**** Records for the task ****
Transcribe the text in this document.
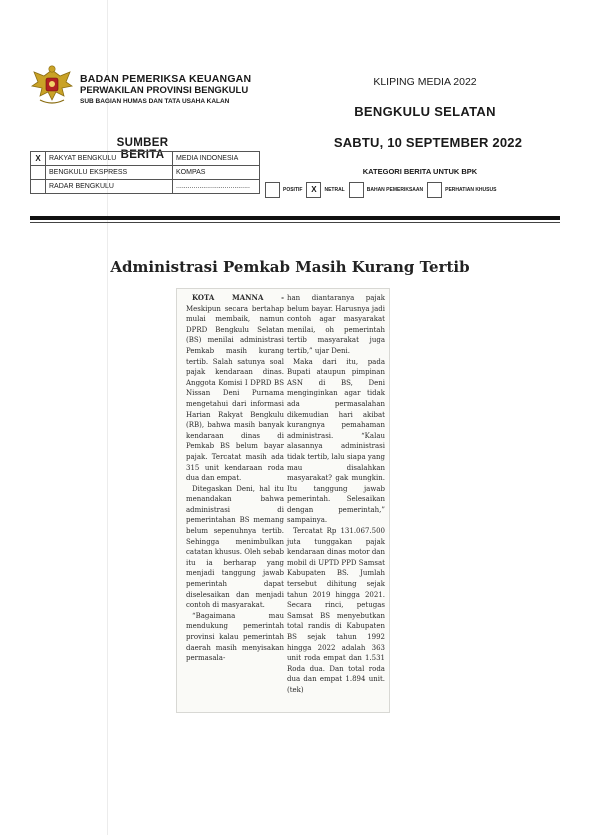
BADAN PEMERIKSA KEUANGAN
PERWAKILAN PROVINSI BENGKULU
SUB BAGIAN HUMAS DAN TATA USAHA KALAN
KLIPING MEDIA 2022
BENGKULU SELATAN
SABTU, 10 SEPTEMBER 2022
SUMBER BERITA
X	RAKYAT BENGKULU	MEDIA INDONESIA
	BENGKULU EKSPRESS	KOMPAS
	RADAR BENGKULU	......................................
KATEGORI BERITA UNTUK BPK
POSITIF	X	NETRAL	BAHAN PEMERIKSAAN	PERHATIAN KHUSUS
Administrasi Pemkab Masih Kurang Tertib

KOTA MANNA - Meskipun secara bertahap mulai membaik, namun DPRD Bengkulu Selatan (BS) menilai administrasi Pemkab masih kurang tertib. Salah satunya soal pajak kendaraan dinas. Anggota Komisi I DPRD BS Nissan Deni Purnama mengetahui dari informasi Harian Rakyat Bengkulu (RB), bahwa masih banyak kendaraan dinas di Pemkab BS belum bayar pajak. Tercatat masih ada 315 unit kendaraan roda dua dan empat.

Ditegaskan Deni, hal itu menandakan bahwa administrasi di pemerintahan BS memang belum sepenuhnya tertib. Sehingga menimbulkan catatan khusus. Oleh sebab itu ia berharap yang menjadi tanggung jawab pemerintah dapat diselesaikan dan menjadi contoh di masyarakat.

“Bagaimana mau mendukung pemerintah provinsi kalau pemerintah daerah masih menyisakan permasala-

han diantaranya pajak belum bayar. Harusnya jadi contoh agar masyarakat menilai, oh pemerintah tertib masyarakat juga tertib,” ujar Deni.

Maka dari itu, pada Bupati ataupun pimpinan ASN di BS, Deni menginginkan agar tidak ada permasalahan dikemudian hari akibat kurangnya pemahaman administrasi. “Kalau alasannya administrasi tidak tertib, lalu siapa yang mau disalahkan masyarakat? gak mungkin. Itu tanggung jawab pemerintah. Selesaikan dengan pemerintah,” sampainya.

Tercatat Rp 131.067.500 juta tunggakan pajak kendaraan dinas motor dan mobil di UPTD PPD Samsat Kabupaten BS. Jumlah tersebut dihitung sejak tahun 2019 hingga 2021. Secara rinci, petugas Samsat BS menyebutkan total randis di Kabupaten BS sejak tahun 1992 hingga 2022 adalah 363 unit roda empat dan 1.531 Roda dua. Dan total roda dua dan empat 1.894 unit. (tek)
****
-- Aim of the task --
Gather each line of the listing containing the word "roda" and show it.

-- Correct output --
KOTA MANNA - Meskipun secara bertahap mulai membaik, namun DPRD Bengkulu Selatan (BS) menilai administrasi Pemkab masih kurang tertib. Salah satunya soal pajak kendaraan dinas. Anggota Komisi I DPRD BS Nissan Deni Purnama mengetahui dari informasi Harian Rakyat Bengkulu (RB), bahwa masih banyak kendaraan dinas di Pemkab BS belum bayar pajak. Tercatat masih ada 315 unit kendaraan roda dua dan empat.
Tercatat Rp 131.067.500 juta tunggakan pajak kendaraan dinas motor dan mobil di UPTD PPD Samsat Kabupaten BS. Jumlah tersebut dihitung sejak tahun 2019 hingga 2021. Secara rinci, petugas Samsat BS menyebutkan total randis di Kabupaten BS sejak tahun 1992 hingga 2022 adalah 363 unit roda empat dan 1.531 Roda dua. Dan total roda dua dan empat 1.894 unit. (tek)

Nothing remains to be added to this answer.